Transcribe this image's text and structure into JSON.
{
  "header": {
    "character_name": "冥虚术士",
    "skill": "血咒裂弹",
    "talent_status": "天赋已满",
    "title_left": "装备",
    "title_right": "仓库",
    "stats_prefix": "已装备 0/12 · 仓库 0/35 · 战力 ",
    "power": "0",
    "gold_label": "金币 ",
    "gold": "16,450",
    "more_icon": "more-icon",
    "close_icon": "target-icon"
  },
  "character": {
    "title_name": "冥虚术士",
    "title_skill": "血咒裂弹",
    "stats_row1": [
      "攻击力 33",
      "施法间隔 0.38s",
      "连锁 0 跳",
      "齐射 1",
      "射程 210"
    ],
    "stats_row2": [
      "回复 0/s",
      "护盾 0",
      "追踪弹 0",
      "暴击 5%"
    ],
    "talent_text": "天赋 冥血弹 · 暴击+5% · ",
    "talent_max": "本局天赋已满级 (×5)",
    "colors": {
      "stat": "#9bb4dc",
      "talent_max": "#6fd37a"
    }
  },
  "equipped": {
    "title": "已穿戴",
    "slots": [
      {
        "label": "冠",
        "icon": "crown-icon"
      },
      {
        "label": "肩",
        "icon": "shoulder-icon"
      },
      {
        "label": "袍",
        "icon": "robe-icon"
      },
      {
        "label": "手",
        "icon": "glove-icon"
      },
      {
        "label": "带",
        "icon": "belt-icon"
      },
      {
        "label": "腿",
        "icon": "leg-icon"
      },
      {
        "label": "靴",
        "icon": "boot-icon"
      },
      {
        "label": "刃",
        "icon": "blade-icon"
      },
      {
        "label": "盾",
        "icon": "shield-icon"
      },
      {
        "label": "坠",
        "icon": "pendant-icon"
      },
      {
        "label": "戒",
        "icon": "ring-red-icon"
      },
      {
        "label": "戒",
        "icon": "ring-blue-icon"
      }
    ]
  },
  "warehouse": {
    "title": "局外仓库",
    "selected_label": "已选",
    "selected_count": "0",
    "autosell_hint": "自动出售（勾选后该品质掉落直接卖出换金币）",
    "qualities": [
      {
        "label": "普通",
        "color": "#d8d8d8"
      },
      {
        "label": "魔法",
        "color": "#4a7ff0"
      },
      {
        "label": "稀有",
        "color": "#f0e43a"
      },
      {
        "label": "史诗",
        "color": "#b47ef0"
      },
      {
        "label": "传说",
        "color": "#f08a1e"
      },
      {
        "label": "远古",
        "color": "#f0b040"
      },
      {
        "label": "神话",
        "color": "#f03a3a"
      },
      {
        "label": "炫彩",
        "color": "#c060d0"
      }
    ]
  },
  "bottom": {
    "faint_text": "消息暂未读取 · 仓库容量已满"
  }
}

--------------------------------

# Goal:
For each line of the listing that holds the word "冥虚术士", show that line.

# Finished task:
    "character_name": "冥虚术士",
    "title_name": "冥虚术士",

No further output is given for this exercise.